▶ Instruction
Each line should be copied exactly.
── Given records ──
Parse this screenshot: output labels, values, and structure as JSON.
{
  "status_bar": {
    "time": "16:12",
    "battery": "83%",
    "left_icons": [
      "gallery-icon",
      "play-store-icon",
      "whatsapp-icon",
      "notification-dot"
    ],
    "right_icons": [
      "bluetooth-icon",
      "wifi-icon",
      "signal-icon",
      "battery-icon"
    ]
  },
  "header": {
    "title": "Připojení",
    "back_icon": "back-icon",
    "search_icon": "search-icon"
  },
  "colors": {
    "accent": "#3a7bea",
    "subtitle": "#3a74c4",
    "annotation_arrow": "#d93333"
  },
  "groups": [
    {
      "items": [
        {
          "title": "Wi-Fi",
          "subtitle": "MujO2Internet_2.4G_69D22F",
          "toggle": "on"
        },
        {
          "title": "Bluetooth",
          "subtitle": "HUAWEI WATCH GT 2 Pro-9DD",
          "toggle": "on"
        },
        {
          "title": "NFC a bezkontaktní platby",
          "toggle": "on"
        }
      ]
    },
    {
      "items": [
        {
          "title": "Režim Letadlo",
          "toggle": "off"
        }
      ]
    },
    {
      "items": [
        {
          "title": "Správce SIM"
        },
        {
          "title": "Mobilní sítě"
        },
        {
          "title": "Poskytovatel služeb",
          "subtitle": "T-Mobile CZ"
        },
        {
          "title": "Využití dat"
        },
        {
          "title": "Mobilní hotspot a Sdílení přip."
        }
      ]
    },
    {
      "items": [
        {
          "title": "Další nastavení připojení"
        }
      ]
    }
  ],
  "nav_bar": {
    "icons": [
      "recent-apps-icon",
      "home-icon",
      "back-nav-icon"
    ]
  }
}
───
▶ Exercise output
Parse this screenshot: output labels, values, and structure as JSON.
{
  "status_bar": {
    "time": "16:12",
    "battery": "83%",
    "left_icons": [
      "gallery-icon",
      "play-store-icon",
      "whatsapp-icon",
      "notification-dot"
    ],
    "right_icons": [
      "bluetooth-icon",
      "wifi-icon",
      "signal-icon",
      "battery-icon"
    ]
  },
  "header": {
    "title": "Připojení",
    "back_icon": "back-icon",
    "search_icon": "search-icon"
  },
  "colors": {
    "accent": "#3a7bea",
    "subtitle": "#3a74c4",
    "annotation_arrow": "#d93333"
  },
  "groups": [
    {
      "items": [
        {
          "title": "Wi-Fi",
          "subtitle": "MujO2Internet_2.4G_69D22F",
          "toggle": "on"
        },
        {
          "title": "Bluetooth",
          "subtitle": "HUAWEI WATCH GT 2 Pro-9DD",
          "toggle": "on"
        },
        {
          "title": "NFC a bezkontaktní platby",
          "toggle": "on"
        }
      ]
    },
    {
      "items": [
        {
          "title": "Režim Letadlo",
          "toggle": "off"
        }
      ]
    },
    {
      "items": [
        {
          "title": "Správce SIM"
        },
        {
          "title": "Mobilní sítě"
        },
        {
          "title": "Poskytovatel služeb",
          "subtitle": "T-Mobile CZ"
        },
        {
          "title": "Využití dat"
        },
        {
          "title": "Mobilní hotspot a Sdílení přip."
        }
      ]
    },
    {
      "items": [
        {
          "title": "Další nastavení připojení"
        }
      ]
    }
  ],
  "nav_bar": {
    "icons": [
      "recent-apps-icon",
      "home-icon",
      "back-nav-icon"
    ]
  }
}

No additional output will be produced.